Transcribe all of the data exactly. Omit the pictures.

Dataset excerpt
########

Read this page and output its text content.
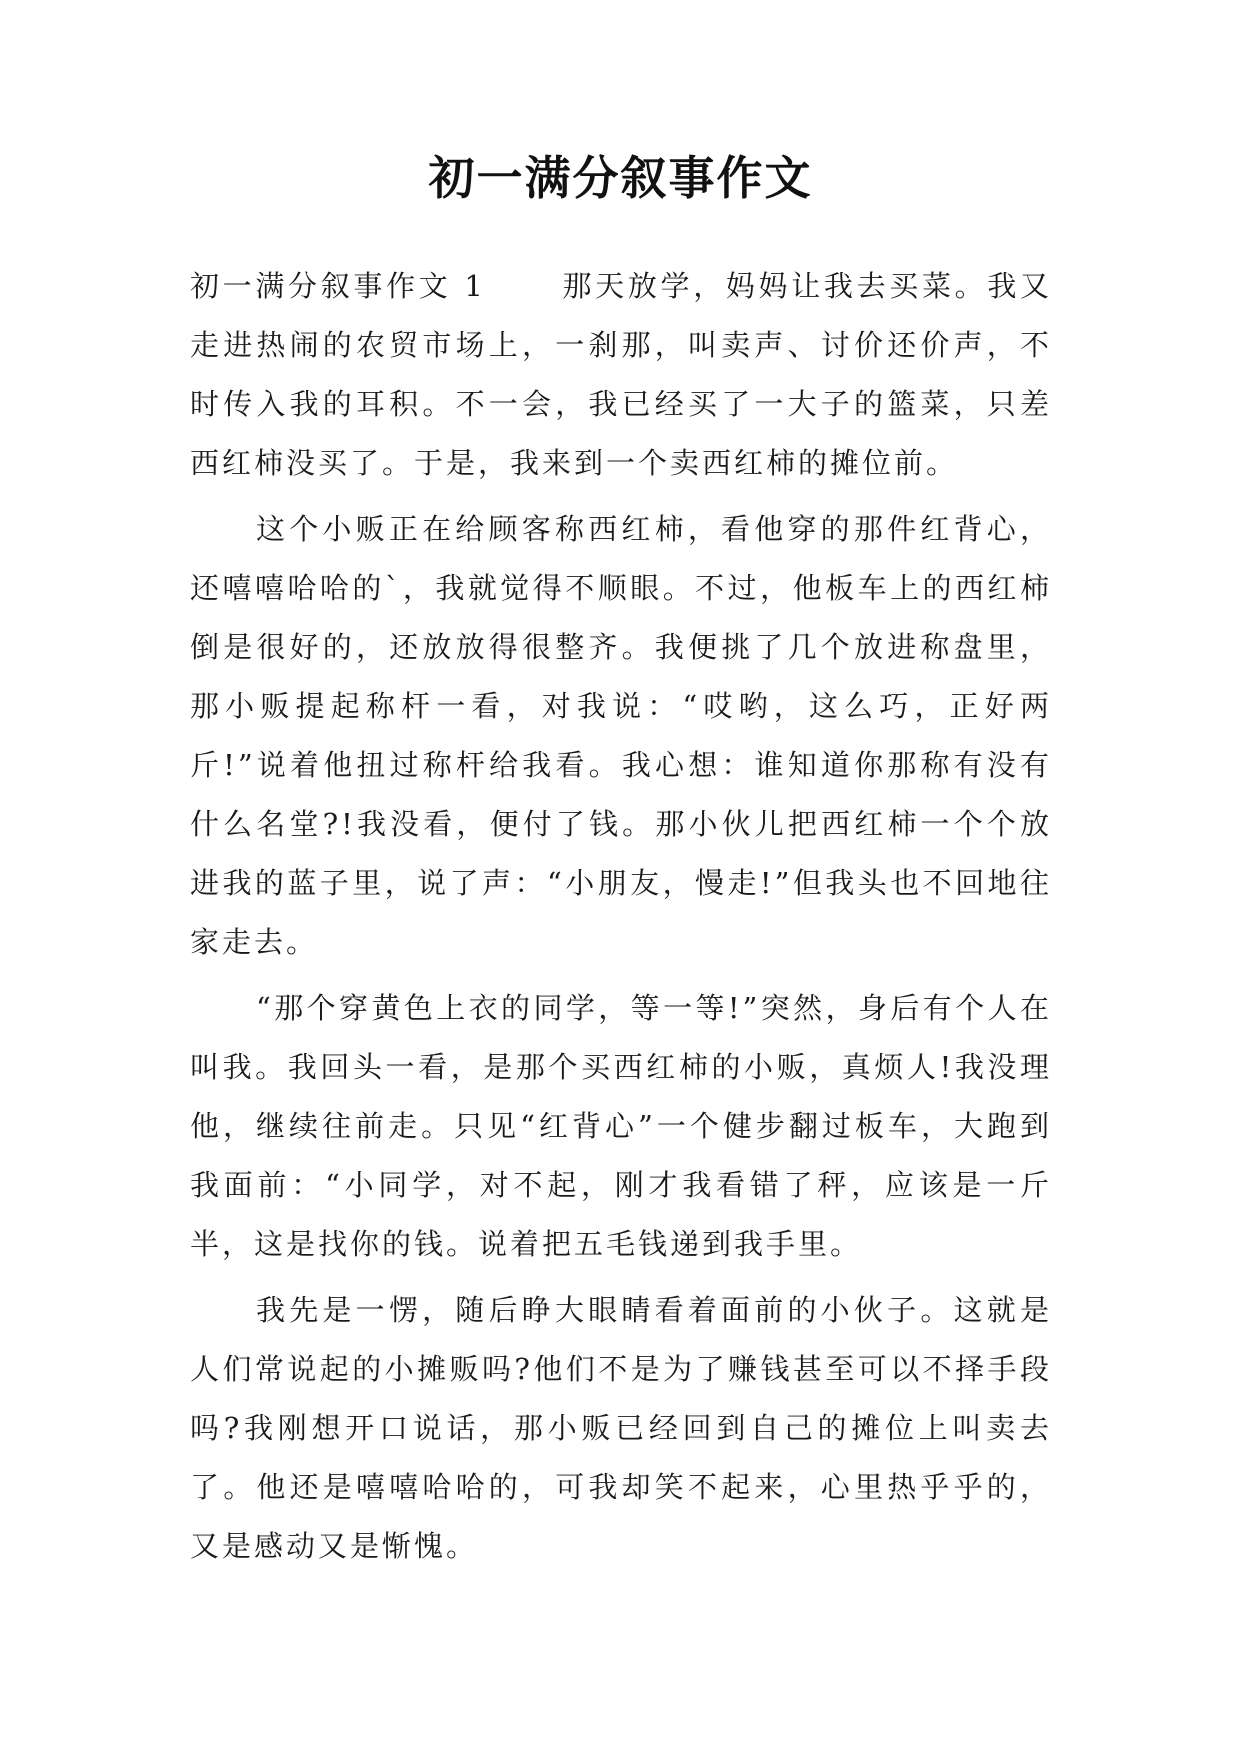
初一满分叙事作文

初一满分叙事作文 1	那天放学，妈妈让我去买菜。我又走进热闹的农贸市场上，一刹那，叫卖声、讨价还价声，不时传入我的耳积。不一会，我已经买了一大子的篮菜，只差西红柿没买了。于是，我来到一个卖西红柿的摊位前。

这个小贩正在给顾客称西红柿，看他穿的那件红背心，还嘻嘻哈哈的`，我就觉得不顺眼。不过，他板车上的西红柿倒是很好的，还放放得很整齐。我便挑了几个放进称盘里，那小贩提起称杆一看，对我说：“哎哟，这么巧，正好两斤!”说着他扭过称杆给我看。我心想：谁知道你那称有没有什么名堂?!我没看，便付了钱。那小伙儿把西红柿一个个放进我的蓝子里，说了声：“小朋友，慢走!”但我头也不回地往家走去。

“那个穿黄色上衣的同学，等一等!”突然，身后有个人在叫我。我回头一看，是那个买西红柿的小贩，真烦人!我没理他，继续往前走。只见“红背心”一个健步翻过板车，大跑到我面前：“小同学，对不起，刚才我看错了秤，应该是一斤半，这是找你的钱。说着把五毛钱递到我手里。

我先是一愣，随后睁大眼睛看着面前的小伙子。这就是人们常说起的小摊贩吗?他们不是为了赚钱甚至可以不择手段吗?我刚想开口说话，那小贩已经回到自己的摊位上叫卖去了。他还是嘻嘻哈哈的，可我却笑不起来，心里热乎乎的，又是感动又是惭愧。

########

● **Written response**
Read this page and output its text content.
初一满分叙事作文

初一满分叙事作文 1	那天放学，妈妈让我去买菜。我又走进热闹的农贸市场上，一刹那，叫卖声、讨价还价声，不时传入我的耳积。不一会，我已经买了一大子的篮菜，只差西红柿没买了。于是，我来到一个卖西红柿的摊位前。

这个小贩正在给顾客称西红柿，看他穿的那件红背心，还嘻嘻哈哈的`，我就觉得不顺眼。不过，他板车上的西红柿倒是很好的，还放放得很整齐。我便挑了几个放进称盘里，那小贩提起称杆一看，对我说：“哎哟，这么巧，正好两斤!”说着他扭过称杆给我看。我心想：谁知道你那称有没有什么名堂?!我没看，便付了钱。那小伙儿把西红柿一个个放进我的蓝子里，说了声：“小朋友，慢走!”但我头也不回地往家走去。

“那个穿黄色上衣的同学，等一等!”突然，身后有个人在叫我。我回头一看，是那个买西红柿的小贩，真烦人!我没理他，继续往前走。只见“红背心”一个健步翻过板车，大跑到我面前：“小同学，对不起，刚才我看错了秤，应该是一斤半，这是找你的钱。说着把五毛钱递到我手里。

我先是一愣，随后睁大眼睛看着面前的小伙子。这就是人们常说起的小摊贩吗?他们不是为了赚钱甚至可以不择手段吗?我刚想开口说话，那小贩已经回到自己的摊位上叫卖去了。他还是嘻嘻哈哈的，可我却笑不起来，心里热乎乎的，又是感动又是惭愧。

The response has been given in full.